## START
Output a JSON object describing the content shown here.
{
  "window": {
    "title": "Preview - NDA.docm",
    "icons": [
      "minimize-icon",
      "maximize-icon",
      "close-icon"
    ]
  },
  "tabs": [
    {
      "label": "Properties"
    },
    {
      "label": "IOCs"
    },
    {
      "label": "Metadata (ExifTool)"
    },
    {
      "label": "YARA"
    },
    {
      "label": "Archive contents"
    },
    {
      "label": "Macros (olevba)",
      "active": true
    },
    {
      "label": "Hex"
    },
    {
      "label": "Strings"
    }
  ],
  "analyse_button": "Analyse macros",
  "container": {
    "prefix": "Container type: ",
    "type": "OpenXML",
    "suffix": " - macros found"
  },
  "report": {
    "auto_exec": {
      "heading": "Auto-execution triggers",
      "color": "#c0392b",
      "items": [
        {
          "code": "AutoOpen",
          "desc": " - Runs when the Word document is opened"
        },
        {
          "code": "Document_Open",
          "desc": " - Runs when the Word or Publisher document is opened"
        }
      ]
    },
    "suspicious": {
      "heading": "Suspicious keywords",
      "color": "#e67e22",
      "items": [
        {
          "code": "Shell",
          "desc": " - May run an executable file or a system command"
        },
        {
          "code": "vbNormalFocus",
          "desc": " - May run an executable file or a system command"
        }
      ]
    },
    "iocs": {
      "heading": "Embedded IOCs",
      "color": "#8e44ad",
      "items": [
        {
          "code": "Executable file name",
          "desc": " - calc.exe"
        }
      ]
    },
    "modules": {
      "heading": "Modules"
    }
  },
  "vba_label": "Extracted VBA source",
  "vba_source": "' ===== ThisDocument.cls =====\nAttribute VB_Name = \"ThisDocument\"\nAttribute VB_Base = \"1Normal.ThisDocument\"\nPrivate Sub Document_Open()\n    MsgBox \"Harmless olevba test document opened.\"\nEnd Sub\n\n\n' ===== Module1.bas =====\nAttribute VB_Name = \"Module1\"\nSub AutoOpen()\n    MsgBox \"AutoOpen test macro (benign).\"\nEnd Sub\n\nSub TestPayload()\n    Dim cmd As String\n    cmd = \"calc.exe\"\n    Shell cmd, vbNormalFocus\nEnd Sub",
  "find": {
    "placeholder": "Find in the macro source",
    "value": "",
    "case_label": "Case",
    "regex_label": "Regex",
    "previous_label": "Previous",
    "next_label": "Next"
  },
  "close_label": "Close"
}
## END
• _What to produce_
Write out every record, exactly as written.

• _Correct answer_
Output a JSON object describing the content shown here.
{
  "window": {
    "title": "Preview - NDA.docm",
    "icons": [
      "minimize-icon",
      "maximize-icon",
      "close-icon"
    ]
  },
  "tabs": [
    {
      "label": "Properties"
    },
    {
      "label": "IOCs"
    },
    {
      "label": "Metadata (ExifTool)"
    },
    {
      "label": "YARA"
    },
    {
      "label": "Archive contents"
    },
    {
      "label": "Macros (olevba)",
      "active": true
    },
    {
      "label": "Hex"
    },
    {
      "label": "Strings"
    }
  ],
  "analyse_button": "Analyse macros",
  "container": {
    "prefix": "Container type: ",
    "type": "OpenXML",
    "suffix": " - macros found"
  },
  "report": {
    "auto_exec": {
      "heading": "Auto-execution triggers",
      "color": "#c0392b",
      "items": [
        {
          "code": "AutoOpen",
          "desc": " - Runs when the Word document is opened"
        },
        {
          "code": "Document_Open",
          "desc": " - Runs when the Word or Publisher document is opened"
        }
      ]
    },
    "suspicious": {
      "heading": "Suspicious keywords",
      "color": "#e67e22",
      "items": [
        {
          "code": "Shell",
          "desc": " - May run an executable file or a system command"
        },
        {
          "code": "vbNormalFocus",
          "desc": " - May run an executable file or a system command"
        }
      ]
    },
    "iocs": {
      "heading": "Embedded IOCs",
      "color": "#8e44ad",
      "items": [
        {
          "code": "Executable file name",
          "desc": " - calc.exe"
        }
      ]
    },
    "modules": {
      "heading": "Modules"
    }
  },
  "vba_label": "Extracted VBA source",
  "vba_source": "' ===== ThisDocument.cls =====\nAttribute VB_Name = \"ThisDocument\"\nAttribute VB_Base = \"1Normal.ThisDocument\"\nPrivate Sub Document_Open()\n    MsgBox \"Harmless olevba test document opened.\"\nEnd Sub\n\n\n' ===== Module1.bas =====\nAttribute VB_Name = \"Module1\"\nSub AutoOpen()\n    MsgBox \"AutoOpen test macro (benign).\"\nEnd Sub\n\nSub TestPayload()\n    Dim cmd As String\n    cmd = \"calc.exe\"\n    Shell cmd, vbNormalFocus\nEnd Sub",
  "find": {
    "placeholder": "Find in the macro source",
    "value": "",
    "case_label": "Case",
    "regex_label": "Regex",
    "previous_label": "Previous",
    "next_label": "Next"
  },
  "close_label": "Close"
}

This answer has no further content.